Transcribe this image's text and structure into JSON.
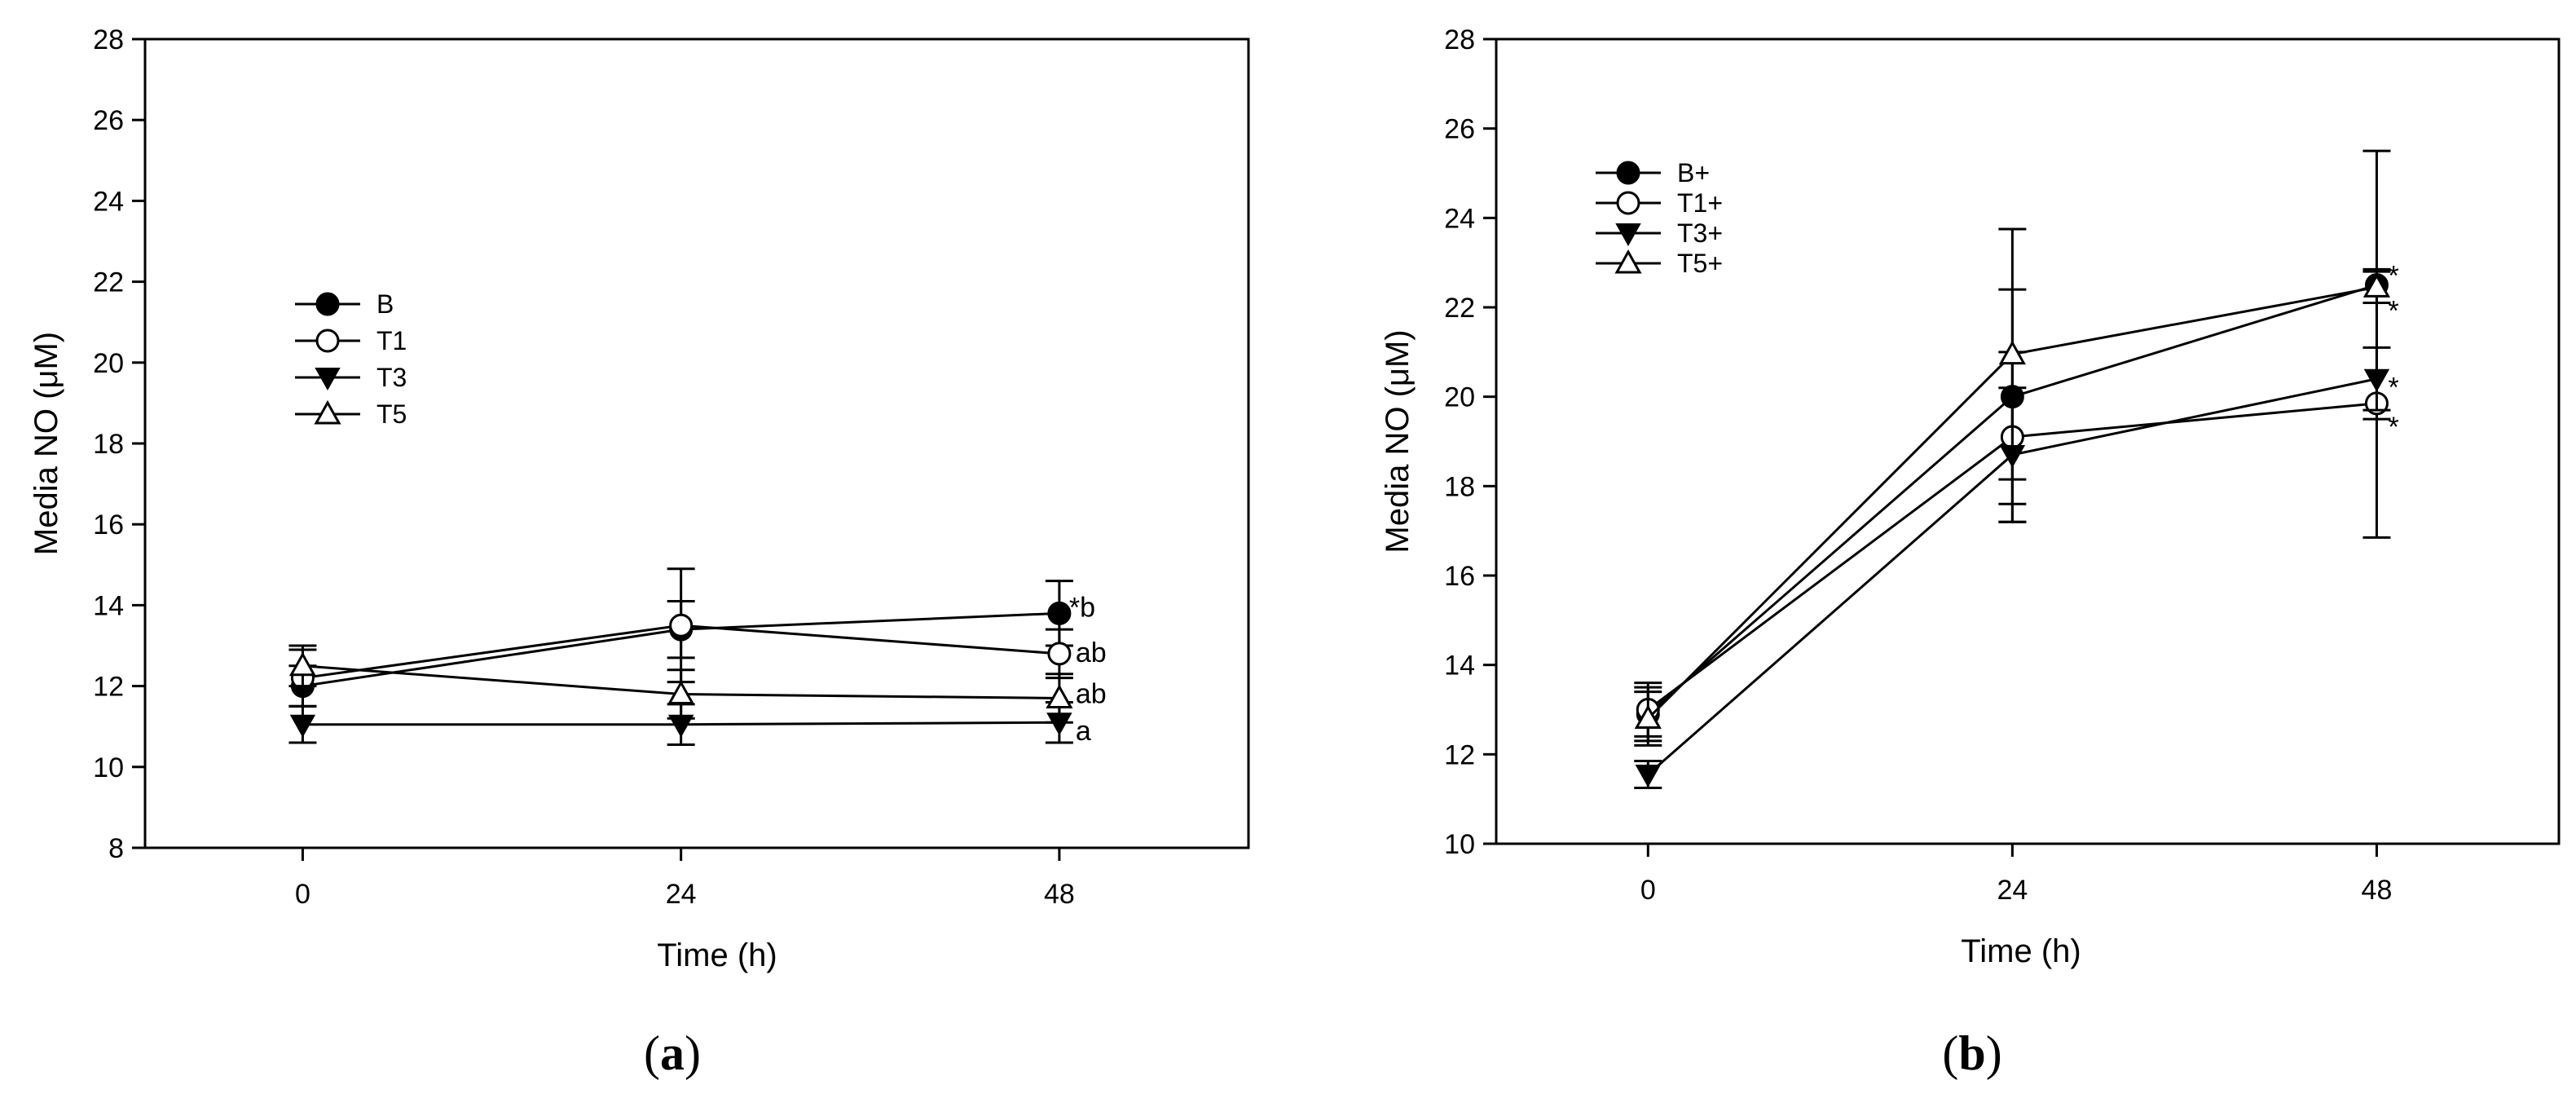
{
  "chart_data": [
    {
      "type": "line",
      "panel_label": "a",
      "xlabel": "Time (h)",
      "ylabel": "Media NO (μM)",
      "x": [
        0,
        24,
        48
      ],
      "xticks": [
        0,
        24,
        48
      ],
      "xlim": [
        -10,
        60
      ],
      "ylim": [
        8,
        28
      ],
      "yticks": [
        8,
        10,
        12,
        14,
        16,
        18,
        20,
        22,
        24,
        26,
        28
      ],
      "grid": false,
      "legend_position": "left",
      "series": [
        {
          "name": "B",
          "marker": "circle-filled",
          "values": [
            12.0,
            13.4,
            13.8
          ],
          "error": [
            0.5,
            0.7,
            0.8
          ],
          "annotation": "*b"
        },
        {
          "name": "T1",
          "marker": "circle-open",
          "values": [
            12.2,
            13.5,
            12.8
          ],
          "error": [
            0.7,
            1.4,
            0.6
          ],
          "annotation": "ab"
        },
        {
          "name": "T3",
          "marker": "triangle-down-filled",
          "values": [
            11.05,
            11.05,
            11.1
          ],
          "error": [
            0.45,
            0.5,
            0.5
          ],
          "annotation": "a"
        },
        {
          "name": "T5",
          "marker": "triangle-up-open",
          "values": [
            12.5,
            11.8,
            11.7
          ],
          "error": [
            0.5,
            0.6,
            0.6
          ],
          "annotation": "ab"
        }
      ]
    },
    {
      "type": "line",
      "panel_label": "b",
      "xlabel": "Time (h)",
      "ylabel": "Media NO (μM)",
      "x": [
        0,
        24,
        48
      ],
      "xticks": [
        0,
        24,
        48
      ],
      "xlim": [
        -10,
        60
      ],
      "ylim": [
        10,
        28
      ],
      "yticks": [
        10,
        12,
        14,
        16,
        18,
        20,
        22,
        24,
        26,
        28
      ],
      "grid": false,
      "legend_position": "top-left",
      "series": [
        {
          "name": "B+",
          "marker": "circle-filled",
          "values": [
            12.9,
            20.0,
            22.5
          ],
          "error": [
            0.6,
            2.4,
            3.0
          ],
          "annotation": "*"
        },
        {
          "name": "T1+",
          "marker": "circle-open",
          "values": [
            13.0,
            19.1,
            19.85
          ],
          "error": [
            0.6,
            1.9,
            3.0
          ],
          "annotation": "*"
        },
        {
          "name": "T3+",
          "marker": "triangle-down-filled",
          "values": [
            11.55,
            18.7,
            20.4
          ],
          "error": [
            0.3,
            1.5,
            0.7
          ],
          "annotation": "*"
        },
        {
          "name": "T5+",
          "marker": "triangle-up-open",
          "values": [
            12.8,
            20.95,
            22.45
          ],
          "error": [
            0.6,
            2.8,
            0.35
          ],
          "annotation": "*"
        }
      ]
    }
  ]
}
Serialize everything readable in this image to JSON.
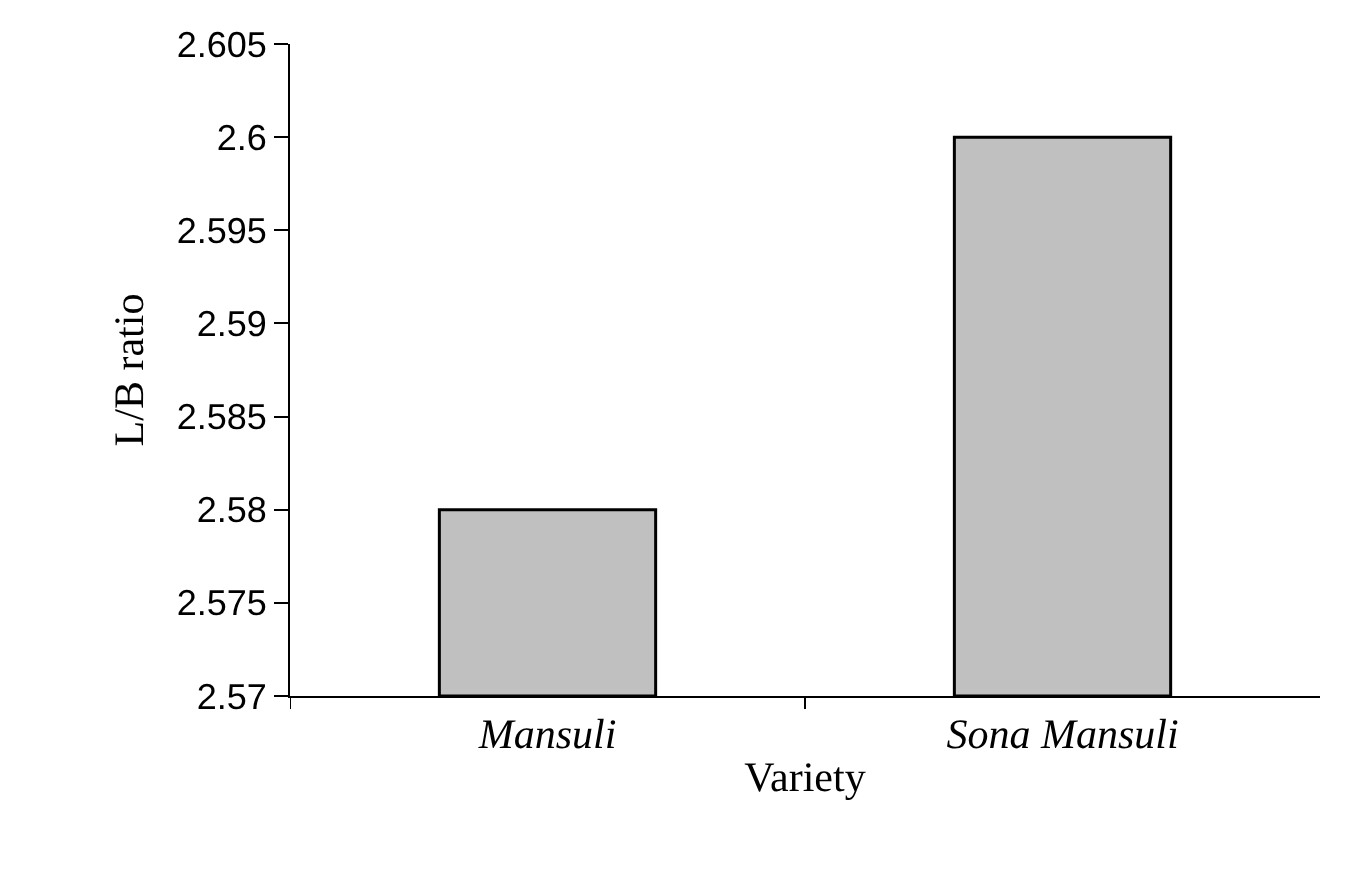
{
  "chart_data": {
    "type": "bar",
    "categories": [
      "Mansuli",
      "Sona Mansuli"
    ],
    "values": [
      2.58,
      2.6
    ],
    "color": "#c0c0c0",
    "xlabel": "Variety",
    "ylabel": "L/B ratio",
    "ylim": [
      2.57,
      2.605
    ],
    "yticks": [
      2.57,
      2.575,
      2.58,
      2.585,
      2.59,
      2.595,
      2.6,
      2.605
    ],
    "tick_labels": "xy"
  }
}
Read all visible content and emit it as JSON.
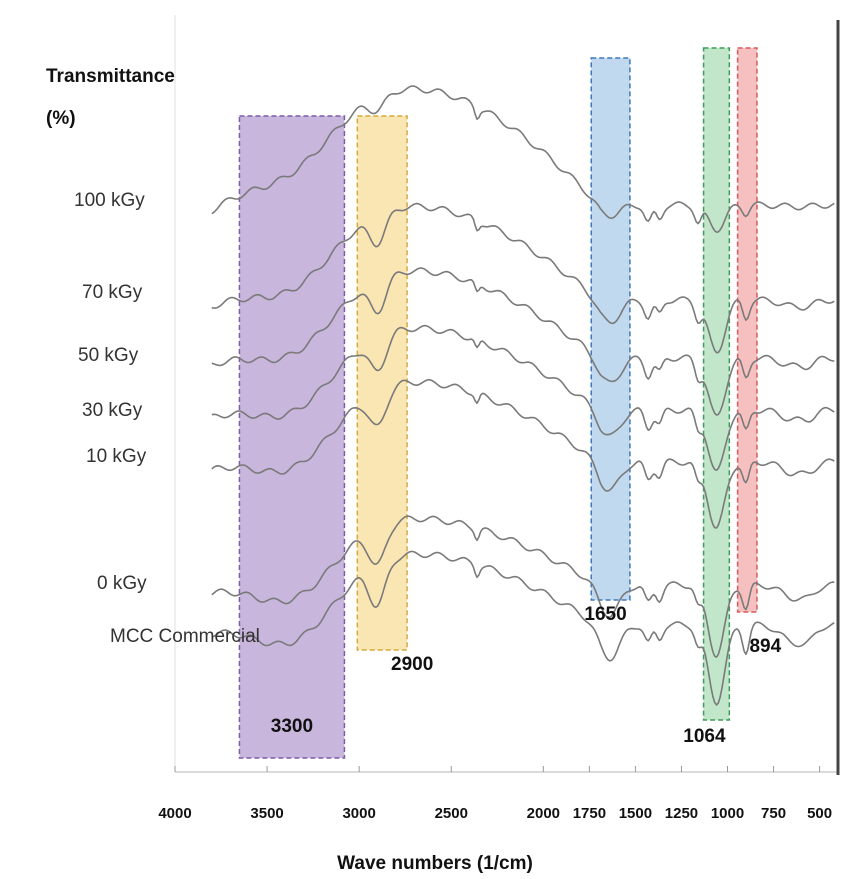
{
  "chart_data": {
    "type": "line",
    "ylabel_line1": "Transmittance",
    "ylabel_line2": "(%)",
    "xlabel": "Wave numbers (1/cm)",
    "xlim": [
      4000,
      400
    ],
    "x_reversed": true,
    "x_ticks": [
      "4000",
      "3500",
      "3000",
      "2500",
      "2000",
      "1750",
      "1500",
      "1250",
      "1000",
      "750",
      "500"
    ],
    "x_tick_values": [
      4000,
      3500,
      3000,
      2500,
      2000,
      1750,
      1500,
      1250,
      1000,
      750,
      500
    ],
    "sample_labels": [
      "100 kGy",
      "70 kGy",
      "50 kGy",
      "30 kGy",
      "10 kGy",
      "0 kGy",
      "MCC Commercial"
    ],
    "bands": [
      {
        "label": "3300",
        "range": [
          3650,
          3080
        ],
        "color": "#b39ad0",
        "edge": "#7d5ca8"
      },
      {
        "label": "2900",
        "range": [
          3010,
          2740
        ],
        "color": "#f6dc95",
        "edge": "#d8a93a"
      },
      {
        "label": "1650",
        "range": [
          1740,
          1530
        ],
        "color": "#a9cbe8",
        "edge": "#3f78bd"
      },
      {
        "label": "1064",
        "range": [
          1130,
          990
        ],
        "color": "#a9dcb4",
        "edge": "#3c9d57"
      },
      {
        "label": "894",
        "range": [
          945,
          840
        ],
        "color": "#f4a8a8",
        "edge": "#d85a5a"
      }
    ],
    "grid": false,
    "legend": "none"
  }
}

-----

What the exercise asks: Pull out each line containing the word "color" and copy it.

Exercise answer:
    "color": "#c0c0c0",
        "color": "#b39ad0",
        "color": "#f6dc95",
        "color": "#a9cbe8",
        "color": "#a9dcb4",
        "color": "#f4a8a8",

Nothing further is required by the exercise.